INFORMATION SUPPLIED:
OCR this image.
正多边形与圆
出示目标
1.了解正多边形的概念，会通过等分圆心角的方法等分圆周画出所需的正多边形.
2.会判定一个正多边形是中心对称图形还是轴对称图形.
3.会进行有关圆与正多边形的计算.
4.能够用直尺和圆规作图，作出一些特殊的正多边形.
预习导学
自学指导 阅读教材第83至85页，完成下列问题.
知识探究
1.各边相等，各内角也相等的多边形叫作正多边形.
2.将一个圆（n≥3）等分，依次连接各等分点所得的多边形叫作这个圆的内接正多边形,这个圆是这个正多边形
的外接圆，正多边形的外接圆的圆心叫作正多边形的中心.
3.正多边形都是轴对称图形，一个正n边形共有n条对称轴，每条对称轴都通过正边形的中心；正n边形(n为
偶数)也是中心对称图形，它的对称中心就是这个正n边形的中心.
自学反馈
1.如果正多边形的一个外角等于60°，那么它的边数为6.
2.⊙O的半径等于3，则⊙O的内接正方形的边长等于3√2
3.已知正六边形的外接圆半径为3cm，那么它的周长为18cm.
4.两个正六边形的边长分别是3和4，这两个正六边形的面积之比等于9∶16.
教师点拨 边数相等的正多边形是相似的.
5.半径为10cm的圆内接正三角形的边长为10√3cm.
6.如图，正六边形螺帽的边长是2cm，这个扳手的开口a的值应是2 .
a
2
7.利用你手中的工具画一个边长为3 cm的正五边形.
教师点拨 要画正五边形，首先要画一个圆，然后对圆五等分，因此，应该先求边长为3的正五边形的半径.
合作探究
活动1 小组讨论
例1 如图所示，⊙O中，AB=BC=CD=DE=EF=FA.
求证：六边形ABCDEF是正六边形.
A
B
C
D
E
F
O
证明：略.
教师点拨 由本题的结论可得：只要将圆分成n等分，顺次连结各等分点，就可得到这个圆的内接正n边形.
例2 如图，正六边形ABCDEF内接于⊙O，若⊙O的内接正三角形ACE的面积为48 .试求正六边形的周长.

EXERCISE BRIEF: Find the lines above that contain the word "教师点拨" and collect them.

SOLUTION FOR THIS EXERCISE:
教师点拨 边数相等的正多边形是相似的.
教师点拨 要画正五边形，首先要画一个圆，然后对圆五等分，因此，应该先求边长为3的正五边形的半径.
教师点拨 由本题的结论可得：只要将圆分成n等分，顺次连结各等分点，就可得到这个圆的内接正n边形.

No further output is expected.